[start Supplied records]
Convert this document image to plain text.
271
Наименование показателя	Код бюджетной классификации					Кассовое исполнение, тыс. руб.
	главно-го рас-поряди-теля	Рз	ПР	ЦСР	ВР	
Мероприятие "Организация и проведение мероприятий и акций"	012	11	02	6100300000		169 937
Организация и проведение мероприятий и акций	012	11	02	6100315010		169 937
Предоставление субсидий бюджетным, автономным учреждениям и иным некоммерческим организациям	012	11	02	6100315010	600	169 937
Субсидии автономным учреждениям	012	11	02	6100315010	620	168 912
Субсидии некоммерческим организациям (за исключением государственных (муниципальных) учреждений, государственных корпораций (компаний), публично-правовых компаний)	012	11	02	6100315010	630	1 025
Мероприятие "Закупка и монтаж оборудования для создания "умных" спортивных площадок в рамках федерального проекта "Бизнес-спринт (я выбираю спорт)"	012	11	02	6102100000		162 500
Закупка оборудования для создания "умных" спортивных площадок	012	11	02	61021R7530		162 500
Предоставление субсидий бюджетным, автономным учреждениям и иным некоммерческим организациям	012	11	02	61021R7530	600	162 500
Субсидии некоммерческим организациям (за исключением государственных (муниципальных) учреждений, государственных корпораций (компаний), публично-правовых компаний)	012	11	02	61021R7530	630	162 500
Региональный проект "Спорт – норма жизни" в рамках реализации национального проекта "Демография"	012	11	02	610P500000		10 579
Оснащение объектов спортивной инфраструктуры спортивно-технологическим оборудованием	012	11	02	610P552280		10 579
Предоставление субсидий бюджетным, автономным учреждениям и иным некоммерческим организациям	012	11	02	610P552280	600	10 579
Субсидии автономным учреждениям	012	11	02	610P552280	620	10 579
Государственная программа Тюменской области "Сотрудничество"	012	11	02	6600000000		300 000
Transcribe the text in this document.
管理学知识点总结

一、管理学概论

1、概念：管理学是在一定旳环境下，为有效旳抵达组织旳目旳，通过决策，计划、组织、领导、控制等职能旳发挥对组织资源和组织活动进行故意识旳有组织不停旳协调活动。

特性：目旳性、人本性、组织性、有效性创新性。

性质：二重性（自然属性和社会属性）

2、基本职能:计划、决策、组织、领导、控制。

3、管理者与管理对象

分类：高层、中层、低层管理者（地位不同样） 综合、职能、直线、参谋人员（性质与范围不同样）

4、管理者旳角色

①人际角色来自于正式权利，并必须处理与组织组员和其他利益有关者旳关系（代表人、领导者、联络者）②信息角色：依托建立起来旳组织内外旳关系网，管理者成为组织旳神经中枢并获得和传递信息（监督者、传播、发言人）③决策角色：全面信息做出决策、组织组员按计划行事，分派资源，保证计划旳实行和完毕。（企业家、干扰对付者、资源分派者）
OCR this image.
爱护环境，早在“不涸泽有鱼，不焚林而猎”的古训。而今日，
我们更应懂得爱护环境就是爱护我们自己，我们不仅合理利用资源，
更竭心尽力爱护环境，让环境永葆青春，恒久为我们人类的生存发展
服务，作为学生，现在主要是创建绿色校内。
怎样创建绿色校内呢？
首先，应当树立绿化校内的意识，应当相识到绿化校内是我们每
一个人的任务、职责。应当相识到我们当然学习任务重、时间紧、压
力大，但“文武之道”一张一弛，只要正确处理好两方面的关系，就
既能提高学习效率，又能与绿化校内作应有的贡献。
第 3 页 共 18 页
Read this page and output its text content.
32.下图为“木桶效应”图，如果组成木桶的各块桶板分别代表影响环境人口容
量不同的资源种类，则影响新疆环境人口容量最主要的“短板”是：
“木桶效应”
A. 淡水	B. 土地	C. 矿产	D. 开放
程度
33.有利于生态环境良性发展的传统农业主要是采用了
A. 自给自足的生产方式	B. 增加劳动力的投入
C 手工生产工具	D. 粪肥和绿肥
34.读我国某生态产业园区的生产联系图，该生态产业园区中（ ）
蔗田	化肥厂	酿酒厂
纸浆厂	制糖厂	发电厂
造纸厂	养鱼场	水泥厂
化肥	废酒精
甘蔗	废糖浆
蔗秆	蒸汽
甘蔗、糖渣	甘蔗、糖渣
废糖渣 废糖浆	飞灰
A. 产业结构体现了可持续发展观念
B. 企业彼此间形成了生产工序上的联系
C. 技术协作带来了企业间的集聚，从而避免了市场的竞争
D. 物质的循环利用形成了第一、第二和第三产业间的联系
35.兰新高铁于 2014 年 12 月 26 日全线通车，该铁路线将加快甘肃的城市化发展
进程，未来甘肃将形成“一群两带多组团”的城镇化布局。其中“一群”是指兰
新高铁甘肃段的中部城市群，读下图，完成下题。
[end Supplied records]
| Task details |
Starting at the line that contains "Read this page and output its text content.", retype each line through the end of the listing above and nothing else.

| Written answer |
Read this page and output its text content.
32.下图为“木桶效应”图，如果组成木桶的各块桶板分别代表影响环境人口容
量不同的资源种类，则影响新疆环境人口容量最主要的“短板”是：
“木桶效应”
A. 淡水	B. 土地	C. 矿产	D. 开放
程度
33.有利于生态环境良性发展的传统农业主要是采用了
A. 自给自足的生产方式	B. 增加劳动力的投入
C 手工生产工具	D. 粪肥和绿肥
34.读我国某生态产业园区的生产联系图，该生态产业园区中（ ）
蔗田	化肥厂	酿酒厂
纸浆厂	制糖厂	发电厂
造纸厂	养鱼场	水泥厂
化肥	废酒精
甘蔗	废糖浆
蔗秆	蒸汽
甘蔗、糖渣	甘蔗、糖渣
废糖渣 废糖浆	飞灰
A. 产业结构体现了可持续发展观念
B. 企业彼此间形成了生产工序上的联系
C. 技术协作带来了企业间的集聚，从而避免了市场的竞争
D. 物质的循环利用形成了第一、第二和第三产业间的联系
35.兰新高铁于 2014 年 12 月 26 日全线通车，该铁路线将加快甘肃的城市化发展
进程，未来甘肃将形成“一群两带多组团”的城镇化布局。其中“一群”是指兰
新高铁甘肃段的中部城市群，读下图，完成下题。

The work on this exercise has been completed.